*WRITTEN INSTRUCTION*
What is needed is the run of lines from the one with "Transcribe the text in this document." through the close of the data, set down exactly.

** start of EXTRACTED ENTRIES **

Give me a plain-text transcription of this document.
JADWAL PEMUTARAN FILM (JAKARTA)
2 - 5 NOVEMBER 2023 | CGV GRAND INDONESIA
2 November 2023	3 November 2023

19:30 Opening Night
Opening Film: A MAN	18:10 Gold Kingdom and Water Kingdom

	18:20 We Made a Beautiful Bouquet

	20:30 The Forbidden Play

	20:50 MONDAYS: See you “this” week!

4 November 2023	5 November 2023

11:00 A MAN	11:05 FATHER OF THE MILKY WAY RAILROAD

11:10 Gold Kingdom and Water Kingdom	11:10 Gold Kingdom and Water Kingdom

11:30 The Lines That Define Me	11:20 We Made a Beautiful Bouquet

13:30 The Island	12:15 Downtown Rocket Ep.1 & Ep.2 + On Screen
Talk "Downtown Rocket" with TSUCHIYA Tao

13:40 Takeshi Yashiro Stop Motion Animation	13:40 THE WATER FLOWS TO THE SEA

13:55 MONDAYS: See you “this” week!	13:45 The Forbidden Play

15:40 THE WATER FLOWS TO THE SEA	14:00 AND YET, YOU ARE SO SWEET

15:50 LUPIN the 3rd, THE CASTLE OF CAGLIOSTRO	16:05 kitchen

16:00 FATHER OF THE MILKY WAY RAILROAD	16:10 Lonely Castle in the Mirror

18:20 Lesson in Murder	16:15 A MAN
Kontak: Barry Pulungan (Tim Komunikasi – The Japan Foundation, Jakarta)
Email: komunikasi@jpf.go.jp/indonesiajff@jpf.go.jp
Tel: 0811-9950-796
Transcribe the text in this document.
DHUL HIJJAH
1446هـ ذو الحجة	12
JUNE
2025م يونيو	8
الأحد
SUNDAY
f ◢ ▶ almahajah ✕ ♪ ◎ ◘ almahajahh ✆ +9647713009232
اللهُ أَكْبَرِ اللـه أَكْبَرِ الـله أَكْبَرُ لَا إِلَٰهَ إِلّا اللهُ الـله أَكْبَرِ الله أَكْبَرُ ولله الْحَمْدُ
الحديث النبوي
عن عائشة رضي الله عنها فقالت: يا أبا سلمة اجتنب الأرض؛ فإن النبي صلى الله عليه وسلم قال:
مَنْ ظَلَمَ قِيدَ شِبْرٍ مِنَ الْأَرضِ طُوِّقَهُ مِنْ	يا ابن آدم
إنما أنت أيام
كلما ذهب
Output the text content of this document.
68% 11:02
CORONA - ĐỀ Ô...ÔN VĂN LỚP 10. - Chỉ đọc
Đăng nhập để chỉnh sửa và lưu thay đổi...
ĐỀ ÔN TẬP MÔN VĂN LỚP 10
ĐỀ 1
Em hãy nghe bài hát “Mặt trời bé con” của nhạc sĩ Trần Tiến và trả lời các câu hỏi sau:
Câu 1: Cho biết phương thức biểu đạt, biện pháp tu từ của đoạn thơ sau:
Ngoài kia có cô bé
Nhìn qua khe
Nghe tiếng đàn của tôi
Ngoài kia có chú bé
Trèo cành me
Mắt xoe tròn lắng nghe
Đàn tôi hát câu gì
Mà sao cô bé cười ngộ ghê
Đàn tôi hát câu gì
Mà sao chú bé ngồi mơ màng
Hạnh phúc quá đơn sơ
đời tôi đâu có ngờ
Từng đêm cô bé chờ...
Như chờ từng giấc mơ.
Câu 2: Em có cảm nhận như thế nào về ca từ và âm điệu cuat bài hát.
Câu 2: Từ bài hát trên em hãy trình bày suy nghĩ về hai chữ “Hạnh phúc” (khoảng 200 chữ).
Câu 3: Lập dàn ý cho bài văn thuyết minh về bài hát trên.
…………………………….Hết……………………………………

** end of EXTRACTED ENTRIES **

*EXERCISE RESPONSE*
Transcribe the text in this document.
DHUL HIJJAH
1446هـ ذو الحجة	12
JUNE
2025م يونيو	8
الأحد
SUNDAY
f ◢ ▶ almahajah ✕ ♪ ◎ ◘ almahajahh ✆ +9647713009232
اللهُ أَكْبَرِ اللـه أَكْبَرِ الـله أَكْبَرُ لَا إِلَٰهَ إِلّا اللهُ الـله أَكْبَرِ الله أَكْبَرُ ولله الْحَمْدُ
الحديث النبوي
عن عائشة رضي الله عنها فقالت: يا أبا سلمة اجتنب الأرض؛ فإن النبي صلى الله عليه وسلم قال:
مَنْ ظَلَمَ قِيدَ شِبْرٍ مِنَ الْأَرضِ طُوِّقَهُ مِنْ	يا ابن آدم
إنما أنت أيام
كلما ذهب
Output the text content of this document.
68% 11:02
CORONA - ĐỀ Ô...ÔN VĂN LỚP 10. - Chỉ đọc
Đăng nhập để chỉnh sửa và lưu thay đổi...
ĐỀ ÔN TẬP MÔN VĂN LỚP 10
ĐỀ 1
Em hãy nghe bài hát “Mặt trời bé con” của nhạc sĩ Trần Tiến và trả lời các câu hỏi sau:
Câu 1: Cho biết phương thức biểu đạt, biện pháp tu từ của đoạn thơ sau:
Ngoài kia có cô bé
Nhìn qua khe
Nghe tiếng đàn của tôi
Ngoài kia có chú bé
Trèo cành me
Mắt xoe tròn lắng nghe
Đàn tôi hát câu gì
Mà sao cô bé cười ngộ ghê
Đàn tôi hát câu gì
Mà sao chú bé ngồi mơ màng
Hạnh phúc quá đơn sơ
đời tôi đâu có ngờ
Từng đêm cô bé chờ...
Như chờ từng giấc mơ.
Câu 2: Em có cảm nhận như thế nào về ca từ và âm điệu cuat bài hát.
Câu 2: Từ bài hát trên em hãy trình bày suy nghĩ về hai chữ “Hạnh phúc” (khoảng 200 chữ).
Câu 3: Lập dàn ý cho bài văn thuyết minh về bài hát trên.
…………………………….Hết……………………………………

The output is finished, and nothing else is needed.